Dataset entries:
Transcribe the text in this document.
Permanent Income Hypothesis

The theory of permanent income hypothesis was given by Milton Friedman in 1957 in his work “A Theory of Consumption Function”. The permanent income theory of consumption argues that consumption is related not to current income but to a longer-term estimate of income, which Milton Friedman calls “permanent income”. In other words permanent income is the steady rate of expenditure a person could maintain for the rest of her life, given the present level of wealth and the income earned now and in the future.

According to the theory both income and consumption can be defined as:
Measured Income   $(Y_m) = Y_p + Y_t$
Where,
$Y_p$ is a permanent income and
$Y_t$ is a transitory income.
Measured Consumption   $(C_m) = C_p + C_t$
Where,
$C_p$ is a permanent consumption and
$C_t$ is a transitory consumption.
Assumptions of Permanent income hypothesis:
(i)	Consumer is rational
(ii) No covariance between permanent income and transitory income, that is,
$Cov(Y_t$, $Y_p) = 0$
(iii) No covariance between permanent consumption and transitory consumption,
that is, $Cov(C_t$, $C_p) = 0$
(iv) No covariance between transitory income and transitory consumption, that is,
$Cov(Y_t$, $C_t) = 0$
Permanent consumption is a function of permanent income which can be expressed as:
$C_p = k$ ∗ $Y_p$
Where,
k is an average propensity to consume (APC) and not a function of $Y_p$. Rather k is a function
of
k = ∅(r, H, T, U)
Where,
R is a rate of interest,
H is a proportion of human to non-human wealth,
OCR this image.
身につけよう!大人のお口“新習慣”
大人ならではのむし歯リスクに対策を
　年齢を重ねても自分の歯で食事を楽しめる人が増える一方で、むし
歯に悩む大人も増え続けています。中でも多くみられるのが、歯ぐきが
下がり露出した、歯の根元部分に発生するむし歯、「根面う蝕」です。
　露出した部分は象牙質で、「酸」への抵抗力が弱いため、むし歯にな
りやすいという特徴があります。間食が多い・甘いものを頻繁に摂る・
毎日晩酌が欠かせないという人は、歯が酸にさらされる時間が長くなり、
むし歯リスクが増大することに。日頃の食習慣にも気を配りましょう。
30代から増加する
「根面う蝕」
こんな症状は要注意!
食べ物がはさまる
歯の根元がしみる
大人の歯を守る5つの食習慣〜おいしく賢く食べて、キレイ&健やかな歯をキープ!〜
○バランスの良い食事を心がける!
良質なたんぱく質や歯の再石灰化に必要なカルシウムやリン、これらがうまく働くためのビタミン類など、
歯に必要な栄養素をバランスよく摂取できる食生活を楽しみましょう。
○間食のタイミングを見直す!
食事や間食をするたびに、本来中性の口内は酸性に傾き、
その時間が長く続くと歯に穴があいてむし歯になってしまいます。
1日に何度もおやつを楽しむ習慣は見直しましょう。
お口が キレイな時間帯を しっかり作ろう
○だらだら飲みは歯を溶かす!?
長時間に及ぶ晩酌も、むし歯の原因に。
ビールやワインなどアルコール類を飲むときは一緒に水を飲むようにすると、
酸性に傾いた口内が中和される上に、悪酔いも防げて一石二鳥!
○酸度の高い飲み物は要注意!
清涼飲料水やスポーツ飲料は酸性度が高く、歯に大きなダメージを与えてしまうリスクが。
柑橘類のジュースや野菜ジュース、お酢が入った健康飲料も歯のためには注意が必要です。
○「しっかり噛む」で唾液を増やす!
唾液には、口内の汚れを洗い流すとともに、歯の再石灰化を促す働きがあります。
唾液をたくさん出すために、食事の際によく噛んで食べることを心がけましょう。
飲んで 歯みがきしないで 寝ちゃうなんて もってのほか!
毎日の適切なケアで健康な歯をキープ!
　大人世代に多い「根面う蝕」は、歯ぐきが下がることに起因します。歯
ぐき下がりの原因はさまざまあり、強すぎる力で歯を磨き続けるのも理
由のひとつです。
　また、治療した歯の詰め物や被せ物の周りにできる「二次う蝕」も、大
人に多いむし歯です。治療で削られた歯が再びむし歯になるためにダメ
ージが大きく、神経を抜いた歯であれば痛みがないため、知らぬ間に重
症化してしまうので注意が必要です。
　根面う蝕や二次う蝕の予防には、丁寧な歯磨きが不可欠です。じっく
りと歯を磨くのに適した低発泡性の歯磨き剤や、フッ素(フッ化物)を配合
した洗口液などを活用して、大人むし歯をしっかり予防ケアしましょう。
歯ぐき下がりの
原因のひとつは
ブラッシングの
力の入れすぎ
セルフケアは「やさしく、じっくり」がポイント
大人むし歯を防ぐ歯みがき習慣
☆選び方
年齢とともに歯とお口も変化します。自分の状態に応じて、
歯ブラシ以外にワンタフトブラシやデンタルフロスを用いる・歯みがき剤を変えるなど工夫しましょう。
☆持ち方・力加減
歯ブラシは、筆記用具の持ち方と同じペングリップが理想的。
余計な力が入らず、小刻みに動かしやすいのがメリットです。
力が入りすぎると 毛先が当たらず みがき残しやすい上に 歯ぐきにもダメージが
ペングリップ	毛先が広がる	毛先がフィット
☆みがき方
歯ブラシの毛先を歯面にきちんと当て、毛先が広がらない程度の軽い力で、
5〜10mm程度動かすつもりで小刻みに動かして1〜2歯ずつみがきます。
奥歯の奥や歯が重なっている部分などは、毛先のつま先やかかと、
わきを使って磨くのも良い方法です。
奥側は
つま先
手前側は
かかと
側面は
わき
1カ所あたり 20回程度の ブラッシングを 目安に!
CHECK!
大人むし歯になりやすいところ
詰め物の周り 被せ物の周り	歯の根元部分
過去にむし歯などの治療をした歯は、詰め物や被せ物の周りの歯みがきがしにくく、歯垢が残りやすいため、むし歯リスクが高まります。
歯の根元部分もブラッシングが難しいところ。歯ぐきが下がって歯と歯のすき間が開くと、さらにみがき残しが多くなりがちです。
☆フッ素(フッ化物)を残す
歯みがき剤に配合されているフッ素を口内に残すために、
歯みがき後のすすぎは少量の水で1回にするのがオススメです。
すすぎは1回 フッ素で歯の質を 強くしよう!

▶ **Written exercise**
Give the number of lines in the material above that have the word "Measured" in them, and nothing more.

▶ **Output below**
2